Stored items:
┄┄┄┄┄┄┄┄┄┄

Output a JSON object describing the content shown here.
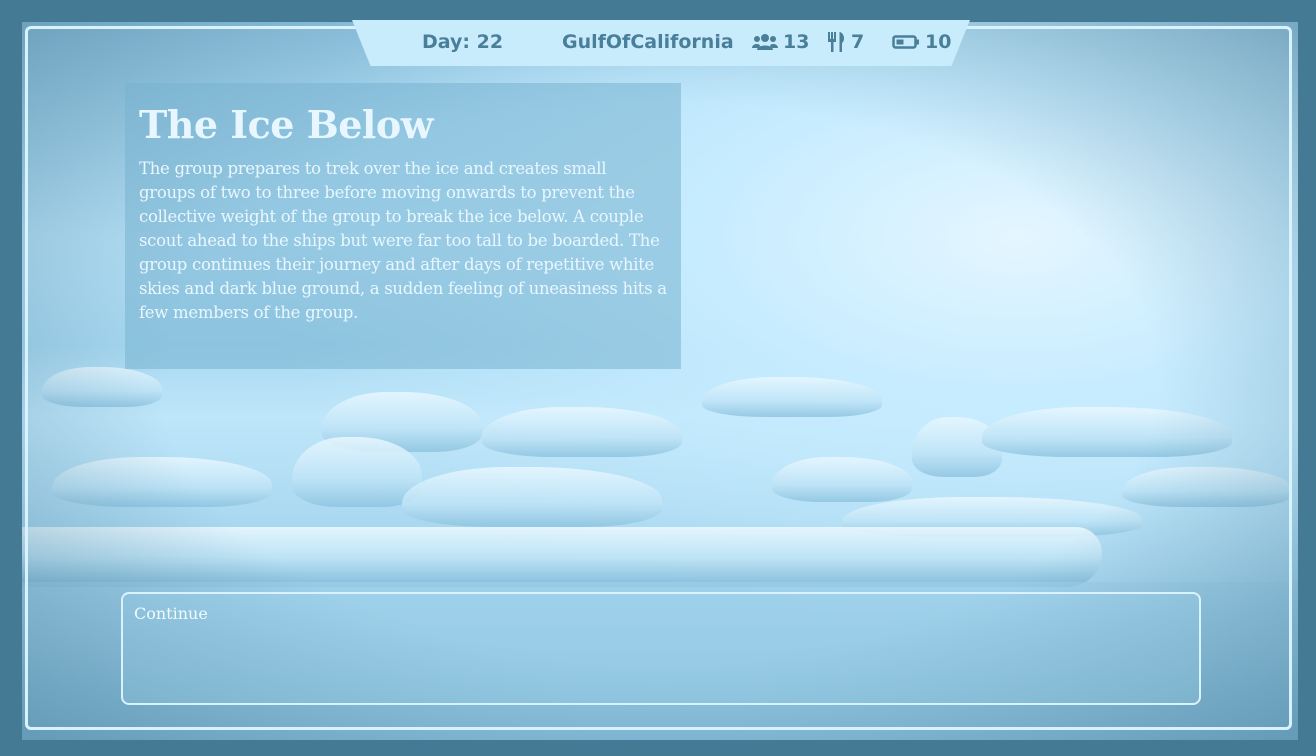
{
  "hud": {
    "day_label": "Day: 22",
    "location": "GulfOfCalifornia",
    "group_count": "13",
    "food_count": "7",
    "battery_count": "10",
    "icons": [
      "group-icon",
      "food-icon",
      "battery-icon"
    ]
  },
  "story": {
    "title": "The Ice Below",
    "body": "The group prepares to trek over the ice and creates small groups of two to three before moving onwards to prevent the collective weight of the group to break the ice below. A couple scout ahead to the ships but were far too tall to be boarded. The group continues their journey and after days of repetitive white skies and dark blue ground, a sudden feeling of uneasiness hits a few members of the group."
  },
  "choices": [
    {
      "label": "Continue"
    }
  ],
  "colors": {
    "outer_background": "#457a95",
    "hud_background": "#c9ecfd",
    "hud_text": "#4a7f9a",
    "frame_border": "#d9f2ff",
    "story_text": "#e8f7ff"
  }
}
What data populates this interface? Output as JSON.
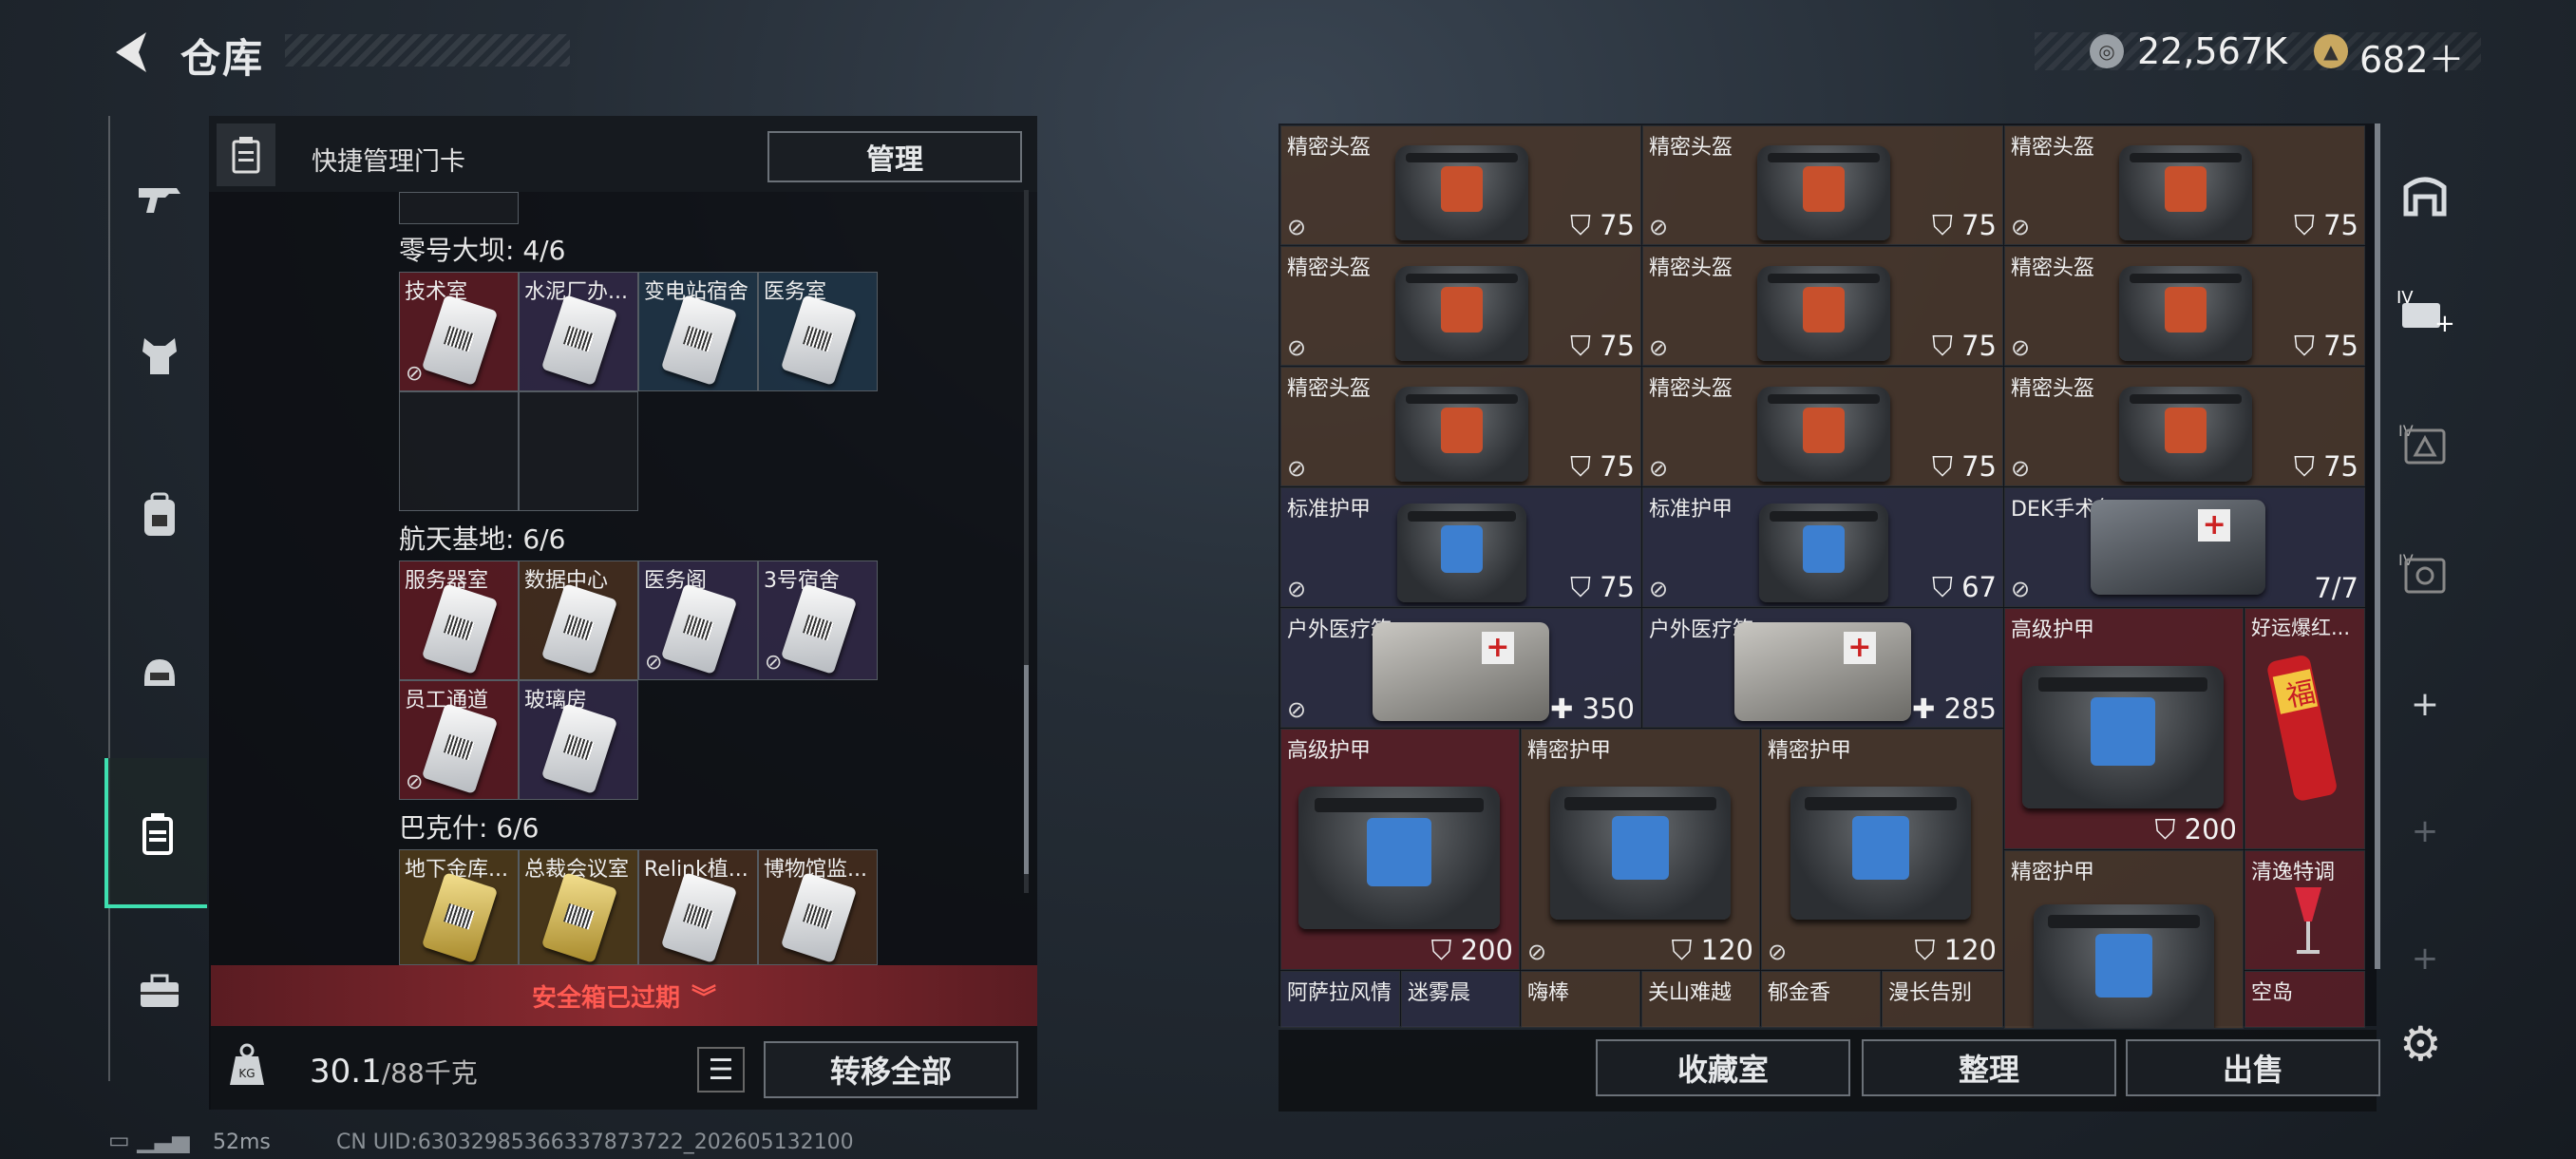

┄┄┄┄┄┄┄┄┄┄

(Objective) Copy out every line of the data that includes "JSON".

(Result for this task)
Output a JSON object describing the content shown here.
What data populates this interface? Output as JSON.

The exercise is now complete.